AIM:
Copy the data that follows, character for character, minus the pictures.

DATA IN THIS EXERCISE:
▬▬▬▬▬▬▬▬▬▬
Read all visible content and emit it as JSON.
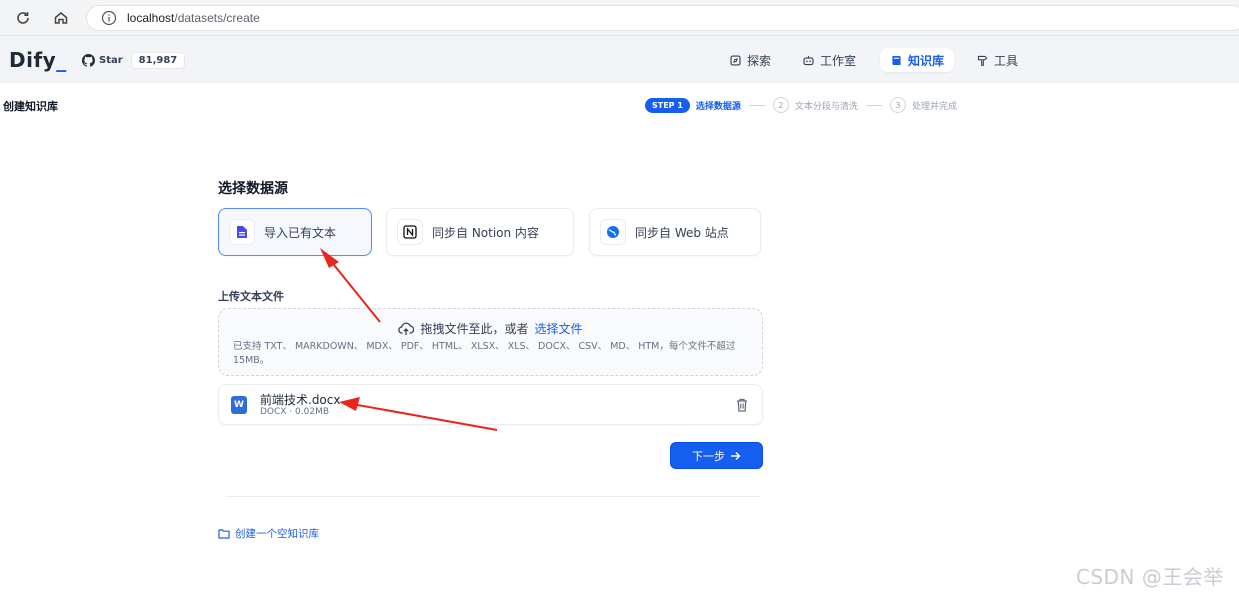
{
  "browser": {
    "url_host": "localhost",
    "url_path": "/datasets/create"
  },
  "header": {
    "logo": "Dify",
    "github_star_label": "Star",
    "github_star_count": "81,987",
    "nav": [
      {
        "label": "探索",
        "icon": "compass-icon"
      },
      {
        "label": "工作室",
        "icon": "robot-icon"
      },
      {
        "label": "知识库",
        "icon": "book-icon",
        "active": true
      },
      {
        "label": "工具",
        "icon": "hammer-icon"
      }
    ]
  },
  "page": {
    "title": "创建知识库",
    "steps": [
      {
        "badge": "STEP 1",
        "label": "选择数据源",
        "active": true
      },
      {
        "num": "2",
        "label": "文本分段与清洗"
      },
      {
        "num": "3",
        "label": "处理并完成"
      }
    ],
    "section_title": "选择数据源",
    "sources": [
      {
        "label": "导入已有文本",
        "icon": "document-icon",
        "active": true
      },
      {
        "label": "同步自 Notion 内容",
        "icon": "notion-icon"
      },
      {
        "label": "同步自 Web 站点",
        "icon": "globe-icon"
      }
    ],
    "upload_title": "上传文本文件",
    "upload_prompt": "拖拽文件至此，或者",
    "upload_link": "选择文件",
    "upload_hint": "已支持 TXT、 MARKDOWN、 MDX、 PDF、 HTML、 XLSX、 XLS、 DOCX、 CSV、 MD、 HTM，每个文件不超过 15MB。",
    "file": {
      "name": "前端技术.docx",
      "meta": "DOCX · 0.02MB",
      "icon_letter": "W"
    },
    "next_button": "下一步",
    "empty_link": "创建一个空知识库"
  },
  "watermark": "CSDN @王会举",
  "colors": {
    "accent": "#155eef",
    "annotation_arrow": "#e8261c"
  }
}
▬▬▬▬▬▬▬▬▬▬
SOLUTION FOR THIS EXERCISE:
Read all visible content and emit it as JSON.
{
  "browser": {
    "url_host": "localhost",
    "url_path": "/datasets/create"
  },
  "header": {
    "logo": "Dify",
    "github_star_label": "Star",
    "github_star_count": "81,987",
    "nav": [
      {
        "label": "探索",
        "icon": "compass-icon"
      },
      {
        "label": "工作室",
        "icon": "robot-icon"
      },
      {
        "label": "知识库",
        "icon": "book-icon",
        "active": true
      },
      {
        "label": "工具",
        "icon": "hammer-icon"
      }
    ]
  },
  "page": {
    "title": "创建知识库",
    "steps": [
      {
        "badge": "STEP 1",
        "label": "选择数据源",
        "active": true
      },
      {
        "num": "2",
        "label": "文本分段与清洗"
      },
      {
        "num": "3",
        "label": "处理并完成"
      }
    ],
    "section_title": "选择数据源",
    "sources": [
      {
        "label": "导入已有文本",
        "icon": "document-icon",
        "active": true
      },
      {
        "label": "同步自 Notion 内容",
        "icon": "notion-icon"
      },
      {
        "label": "同步自 Web 站点",
        "icon": "globe-icon"
      }
    ],
    "upload_title": "上传文本文件",
    "upload_prompt": "拖拽文件至此，或者",
    "upload_link": "选择文件",
    "upload_hint": "已支持 TXT、 MARKDOWN、 MDX、 PDF、 HTML、 XLSX、 XLS、 DOCX、 CSV、 MD、 HTM，每个文件不超过 15MB。",
    "file": {
      "name": "前端技术.docx",
      "meta": "DOCX · 0.02MB",
      "icon_letter": "W"
    },
    "next_button": "下一步",
    "empty_link": "创建一个空知识库"
  },
  "watermark": "CSDN @王会举",
  "colors": {
    "accent": "#155eef",
    "annotation_arrow": "#e8261c"
  }
}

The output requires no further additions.